[INFORMATION PROVIDED start]
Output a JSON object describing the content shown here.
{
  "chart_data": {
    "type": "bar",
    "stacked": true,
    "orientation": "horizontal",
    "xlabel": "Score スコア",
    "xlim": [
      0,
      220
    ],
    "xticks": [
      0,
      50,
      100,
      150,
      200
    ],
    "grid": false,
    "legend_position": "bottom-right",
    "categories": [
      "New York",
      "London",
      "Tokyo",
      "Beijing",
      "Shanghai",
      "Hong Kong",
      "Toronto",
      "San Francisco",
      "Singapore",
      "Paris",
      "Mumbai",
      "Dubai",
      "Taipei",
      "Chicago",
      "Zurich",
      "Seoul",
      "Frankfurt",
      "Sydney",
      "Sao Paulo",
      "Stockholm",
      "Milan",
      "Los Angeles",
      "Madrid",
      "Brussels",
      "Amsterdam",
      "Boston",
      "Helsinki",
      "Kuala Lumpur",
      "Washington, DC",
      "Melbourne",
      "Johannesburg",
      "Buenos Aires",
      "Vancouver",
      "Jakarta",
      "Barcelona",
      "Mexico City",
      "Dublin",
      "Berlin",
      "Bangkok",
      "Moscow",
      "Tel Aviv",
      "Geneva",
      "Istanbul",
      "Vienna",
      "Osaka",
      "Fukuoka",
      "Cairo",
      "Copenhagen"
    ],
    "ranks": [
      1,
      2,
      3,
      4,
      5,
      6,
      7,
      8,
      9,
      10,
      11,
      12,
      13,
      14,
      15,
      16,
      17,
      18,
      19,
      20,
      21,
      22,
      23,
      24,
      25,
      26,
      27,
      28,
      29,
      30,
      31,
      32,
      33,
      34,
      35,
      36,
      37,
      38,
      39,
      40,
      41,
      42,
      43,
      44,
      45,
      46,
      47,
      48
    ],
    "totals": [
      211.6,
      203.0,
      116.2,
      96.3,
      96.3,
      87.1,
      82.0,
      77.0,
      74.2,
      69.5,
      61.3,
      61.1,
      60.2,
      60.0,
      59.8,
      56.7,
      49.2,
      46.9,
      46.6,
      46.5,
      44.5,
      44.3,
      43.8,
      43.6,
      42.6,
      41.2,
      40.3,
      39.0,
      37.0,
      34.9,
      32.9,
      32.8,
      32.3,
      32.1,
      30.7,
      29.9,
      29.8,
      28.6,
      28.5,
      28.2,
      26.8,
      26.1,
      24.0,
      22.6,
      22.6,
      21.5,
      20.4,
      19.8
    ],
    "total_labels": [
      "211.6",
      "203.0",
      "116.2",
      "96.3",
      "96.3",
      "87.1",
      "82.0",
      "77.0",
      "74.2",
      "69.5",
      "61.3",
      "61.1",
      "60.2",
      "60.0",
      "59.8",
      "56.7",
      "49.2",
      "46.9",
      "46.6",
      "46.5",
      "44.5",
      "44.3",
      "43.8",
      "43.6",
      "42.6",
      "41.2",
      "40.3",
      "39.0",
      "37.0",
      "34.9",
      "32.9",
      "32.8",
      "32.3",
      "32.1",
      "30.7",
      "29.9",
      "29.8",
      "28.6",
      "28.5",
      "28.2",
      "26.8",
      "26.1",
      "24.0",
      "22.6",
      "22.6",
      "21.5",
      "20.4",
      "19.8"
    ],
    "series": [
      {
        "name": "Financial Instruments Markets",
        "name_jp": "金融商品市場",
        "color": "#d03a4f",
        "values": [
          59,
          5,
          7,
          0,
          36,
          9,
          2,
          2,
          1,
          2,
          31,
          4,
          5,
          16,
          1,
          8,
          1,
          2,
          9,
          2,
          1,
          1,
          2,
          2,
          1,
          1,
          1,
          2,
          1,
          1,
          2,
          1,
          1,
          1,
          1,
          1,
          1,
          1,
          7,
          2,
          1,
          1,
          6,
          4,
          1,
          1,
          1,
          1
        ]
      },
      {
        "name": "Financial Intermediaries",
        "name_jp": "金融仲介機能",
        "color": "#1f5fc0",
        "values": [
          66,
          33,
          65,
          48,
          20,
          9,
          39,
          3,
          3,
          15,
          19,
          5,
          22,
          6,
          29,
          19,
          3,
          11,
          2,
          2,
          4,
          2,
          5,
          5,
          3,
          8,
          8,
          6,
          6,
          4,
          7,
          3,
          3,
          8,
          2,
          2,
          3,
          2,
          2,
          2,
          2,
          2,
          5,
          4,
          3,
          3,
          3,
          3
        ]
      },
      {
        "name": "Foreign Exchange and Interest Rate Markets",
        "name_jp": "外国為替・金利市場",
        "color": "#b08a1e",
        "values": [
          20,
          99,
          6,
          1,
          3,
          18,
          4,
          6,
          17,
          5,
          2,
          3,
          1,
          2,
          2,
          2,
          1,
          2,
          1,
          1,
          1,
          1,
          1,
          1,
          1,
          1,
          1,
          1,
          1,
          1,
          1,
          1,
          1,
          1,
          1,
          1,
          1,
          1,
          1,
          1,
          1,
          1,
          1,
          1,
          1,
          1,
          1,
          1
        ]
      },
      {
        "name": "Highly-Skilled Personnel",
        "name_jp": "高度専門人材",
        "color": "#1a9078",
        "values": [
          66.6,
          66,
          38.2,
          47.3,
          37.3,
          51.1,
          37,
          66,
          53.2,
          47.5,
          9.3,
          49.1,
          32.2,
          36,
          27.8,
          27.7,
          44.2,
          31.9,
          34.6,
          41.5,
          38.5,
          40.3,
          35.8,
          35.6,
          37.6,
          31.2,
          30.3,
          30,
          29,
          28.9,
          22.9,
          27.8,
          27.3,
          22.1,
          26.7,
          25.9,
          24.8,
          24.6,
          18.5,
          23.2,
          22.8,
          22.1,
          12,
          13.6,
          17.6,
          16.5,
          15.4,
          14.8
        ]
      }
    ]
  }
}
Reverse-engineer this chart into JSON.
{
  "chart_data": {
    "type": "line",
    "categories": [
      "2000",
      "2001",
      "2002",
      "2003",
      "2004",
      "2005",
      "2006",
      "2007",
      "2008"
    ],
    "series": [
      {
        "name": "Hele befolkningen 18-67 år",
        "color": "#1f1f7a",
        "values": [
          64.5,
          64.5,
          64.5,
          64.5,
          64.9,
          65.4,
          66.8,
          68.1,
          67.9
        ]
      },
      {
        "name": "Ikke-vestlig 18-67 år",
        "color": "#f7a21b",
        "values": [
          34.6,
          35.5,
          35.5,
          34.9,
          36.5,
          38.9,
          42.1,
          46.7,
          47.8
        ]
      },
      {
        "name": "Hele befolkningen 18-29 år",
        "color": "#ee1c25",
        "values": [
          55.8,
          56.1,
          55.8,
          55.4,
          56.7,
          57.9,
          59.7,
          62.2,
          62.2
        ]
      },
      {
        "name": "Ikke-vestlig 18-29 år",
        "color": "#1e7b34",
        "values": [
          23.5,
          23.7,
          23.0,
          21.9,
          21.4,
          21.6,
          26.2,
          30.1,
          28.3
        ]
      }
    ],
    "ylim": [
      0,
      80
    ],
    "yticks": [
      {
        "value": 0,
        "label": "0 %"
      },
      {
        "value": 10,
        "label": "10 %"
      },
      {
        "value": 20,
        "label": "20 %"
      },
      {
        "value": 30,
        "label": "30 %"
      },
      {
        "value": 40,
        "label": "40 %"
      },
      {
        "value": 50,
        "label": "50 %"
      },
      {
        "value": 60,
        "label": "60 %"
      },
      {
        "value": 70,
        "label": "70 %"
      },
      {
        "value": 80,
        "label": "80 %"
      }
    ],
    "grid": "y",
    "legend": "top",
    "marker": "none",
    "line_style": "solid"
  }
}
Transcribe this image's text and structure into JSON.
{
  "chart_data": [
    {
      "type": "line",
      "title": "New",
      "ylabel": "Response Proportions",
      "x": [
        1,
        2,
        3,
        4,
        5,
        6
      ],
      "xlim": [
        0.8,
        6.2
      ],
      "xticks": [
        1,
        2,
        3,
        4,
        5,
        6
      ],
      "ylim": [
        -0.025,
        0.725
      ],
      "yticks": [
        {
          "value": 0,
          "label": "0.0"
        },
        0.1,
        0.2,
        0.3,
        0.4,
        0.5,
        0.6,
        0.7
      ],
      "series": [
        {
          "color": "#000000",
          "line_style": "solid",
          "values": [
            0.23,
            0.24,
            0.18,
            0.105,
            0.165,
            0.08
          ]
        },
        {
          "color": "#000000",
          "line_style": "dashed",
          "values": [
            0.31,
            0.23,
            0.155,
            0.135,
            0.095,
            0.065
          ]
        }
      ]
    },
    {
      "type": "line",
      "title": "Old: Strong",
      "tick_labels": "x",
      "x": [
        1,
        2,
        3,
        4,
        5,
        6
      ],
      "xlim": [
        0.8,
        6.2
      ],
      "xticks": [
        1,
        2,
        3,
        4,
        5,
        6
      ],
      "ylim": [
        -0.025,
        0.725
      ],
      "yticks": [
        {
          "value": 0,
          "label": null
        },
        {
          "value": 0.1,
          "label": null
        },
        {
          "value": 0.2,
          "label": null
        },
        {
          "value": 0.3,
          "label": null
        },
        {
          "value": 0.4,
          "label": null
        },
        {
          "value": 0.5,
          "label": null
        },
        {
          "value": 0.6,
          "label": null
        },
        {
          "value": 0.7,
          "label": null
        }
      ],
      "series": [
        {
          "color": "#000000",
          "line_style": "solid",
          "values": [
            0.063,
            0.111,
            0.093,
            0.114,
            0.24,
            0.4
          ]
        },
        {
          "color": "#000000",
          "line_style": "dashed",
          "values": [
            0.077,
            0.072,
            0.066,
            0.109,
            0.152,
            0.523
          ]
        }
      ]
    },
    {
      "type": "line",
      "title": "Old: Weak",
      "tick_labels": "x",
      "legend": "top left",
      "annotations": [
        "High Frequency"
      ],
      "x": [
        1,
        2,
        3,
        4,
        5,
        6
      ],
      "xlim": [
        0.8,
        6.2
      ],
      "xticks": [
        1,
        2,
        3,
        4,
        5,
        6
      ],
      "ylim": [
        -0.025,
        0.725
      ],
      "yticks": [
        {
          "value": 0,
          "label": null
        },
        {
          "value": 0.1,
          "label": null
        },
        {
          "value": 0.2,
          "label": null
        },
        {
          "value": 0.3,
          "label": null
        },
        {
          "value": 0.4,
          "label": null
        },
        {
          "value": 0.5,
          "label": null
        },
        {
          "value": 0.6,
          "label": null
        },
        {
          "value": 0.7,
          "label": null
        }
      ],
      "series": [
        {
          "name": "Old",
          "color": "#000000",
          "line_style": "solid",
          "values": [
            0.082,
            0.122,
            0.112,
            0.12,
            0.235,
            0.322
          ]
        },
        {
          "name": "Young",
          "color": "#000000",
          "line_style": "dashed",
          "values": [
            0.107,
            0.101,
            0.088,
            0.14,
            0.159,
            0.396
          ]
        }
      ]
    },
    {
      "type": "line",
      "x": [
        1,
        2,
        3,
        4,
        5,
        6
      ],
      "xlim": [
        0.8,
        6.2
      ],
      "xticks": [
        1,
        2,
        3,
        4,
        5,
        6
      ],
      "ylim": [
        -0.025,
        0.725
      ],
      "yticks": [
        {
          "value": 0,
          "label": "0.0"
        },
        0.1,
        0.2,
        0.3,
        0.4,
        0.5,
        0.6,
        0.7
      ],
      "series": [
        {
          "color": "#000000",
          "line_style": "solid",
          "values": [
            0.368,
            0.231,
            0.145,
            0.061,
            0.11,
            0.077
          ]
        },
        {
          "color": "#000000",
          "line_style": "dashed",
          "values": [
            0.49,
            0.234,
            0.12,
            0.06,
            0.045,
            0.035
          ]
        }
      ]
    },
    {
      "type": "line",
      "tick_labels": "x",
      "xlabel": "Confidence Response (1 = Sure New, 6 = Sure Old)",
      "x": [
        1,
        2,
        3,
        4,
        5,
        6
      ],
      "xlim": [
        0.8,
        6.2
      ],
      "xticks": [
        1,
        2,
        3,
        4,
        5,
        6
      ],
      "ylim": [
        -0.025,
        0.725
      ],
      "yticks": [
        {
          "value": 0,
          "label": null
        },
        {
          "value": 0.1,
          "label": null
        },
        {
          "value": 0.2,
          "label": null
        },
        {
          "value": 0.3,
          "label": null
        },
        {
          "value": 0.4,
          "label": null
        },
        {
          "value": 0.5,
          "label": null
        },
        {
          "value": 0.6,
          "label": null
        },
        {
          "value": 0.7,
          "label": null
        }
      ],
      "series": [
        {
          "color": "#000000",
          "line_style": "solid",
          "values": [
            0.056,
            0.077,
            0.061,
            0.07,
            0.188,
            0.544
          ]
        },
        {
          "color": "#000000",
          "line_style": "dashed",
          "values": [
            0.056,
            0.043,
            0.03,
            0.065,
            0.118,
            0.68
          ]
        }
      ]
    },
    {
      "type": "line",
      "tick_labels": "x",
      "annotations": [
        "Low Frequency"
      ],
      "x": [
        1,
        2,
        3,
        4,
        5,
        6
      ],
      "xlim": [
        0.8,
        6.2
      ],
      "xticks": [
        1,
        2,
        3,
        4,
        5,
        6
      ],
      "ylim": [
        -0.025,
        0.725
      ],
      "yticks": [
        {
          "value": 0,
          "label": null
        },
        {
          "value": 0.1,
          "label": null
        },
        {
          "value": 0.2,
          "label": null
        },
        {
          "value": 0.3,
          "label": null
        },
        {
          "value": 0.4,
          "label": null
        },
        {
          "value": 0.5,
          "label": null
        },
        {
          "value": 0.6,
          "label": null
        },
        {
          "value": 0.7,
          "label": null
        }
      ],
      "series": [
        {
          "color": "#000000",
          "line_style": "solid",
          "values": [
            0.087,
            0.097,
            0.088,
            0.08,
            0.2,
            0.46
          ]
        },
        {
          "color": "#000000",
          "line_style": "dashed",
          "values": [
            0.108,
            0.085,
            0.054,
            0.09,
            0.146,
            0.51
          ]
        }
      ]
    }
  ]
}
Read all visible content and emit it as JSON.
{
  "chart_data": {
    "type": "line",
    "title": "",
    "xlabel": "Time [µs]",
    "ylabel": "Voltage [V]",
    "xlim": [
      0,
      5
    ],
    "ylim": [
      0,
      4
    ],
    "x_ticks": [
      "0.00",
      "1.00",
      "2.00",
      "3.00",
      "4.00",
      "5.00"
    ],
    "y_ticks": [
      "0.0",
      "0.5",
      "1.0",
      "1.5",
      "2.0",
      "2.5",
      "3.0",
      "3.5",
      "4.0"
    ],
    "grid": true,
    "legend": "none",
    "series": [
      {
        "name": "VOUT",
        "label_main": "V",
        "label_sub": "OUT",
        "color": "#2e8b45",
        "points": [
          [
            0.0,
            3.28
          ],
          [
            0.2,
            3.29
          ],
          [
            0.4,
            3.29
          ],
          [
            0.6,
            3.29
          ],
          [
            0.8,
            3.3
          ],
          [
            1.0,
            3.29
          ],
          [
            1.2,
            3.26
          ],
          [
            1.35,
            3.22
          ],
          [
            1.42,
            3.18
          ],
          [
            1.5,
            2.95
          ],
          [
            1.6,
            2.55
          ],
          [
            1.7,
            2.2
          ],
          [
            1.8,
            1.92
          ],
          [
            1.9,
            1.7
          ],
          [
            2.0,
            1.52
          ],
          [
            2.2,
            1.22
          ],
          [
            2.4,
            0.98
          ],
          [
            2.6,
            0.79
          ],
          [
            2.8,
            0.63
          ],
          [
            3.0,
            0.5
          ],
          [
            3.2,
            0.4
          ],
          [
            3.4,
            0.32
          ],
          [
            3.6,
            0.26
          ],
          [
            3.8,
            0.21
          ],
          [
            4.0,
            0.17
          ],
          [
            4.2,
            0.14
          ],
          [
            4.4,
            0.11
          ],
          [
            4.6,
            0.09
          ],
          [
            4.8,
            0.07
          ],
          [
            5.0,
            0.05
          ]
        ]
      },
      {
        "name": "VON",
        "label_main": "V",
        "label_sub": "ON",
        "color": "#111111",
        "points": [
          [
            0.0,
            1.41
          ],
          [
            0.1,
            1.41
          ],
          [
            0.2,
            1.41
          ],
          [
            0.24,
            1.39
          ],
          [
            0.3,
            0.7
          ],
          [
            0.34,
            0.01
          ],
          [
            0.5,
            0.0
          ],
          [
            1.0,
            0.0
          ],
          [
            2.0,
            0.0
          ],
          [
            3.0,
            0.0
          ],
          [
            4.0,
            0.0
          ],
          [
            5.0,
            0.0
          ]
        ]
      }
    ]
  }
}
[INFORMATION PROVIDED end]
:: WHAT YOU NEED TO DO ::
Identify each line in the records above containing the word "xlabel"; copy those lines.

:: RESPONSE TO THIS EXERCISE ::
    "xlabel": "Score スコア",
      "xlabel": "Confidence Response (1 = Sure New, 6 = Sure Old)",
    "xlabel": "Time [µs]",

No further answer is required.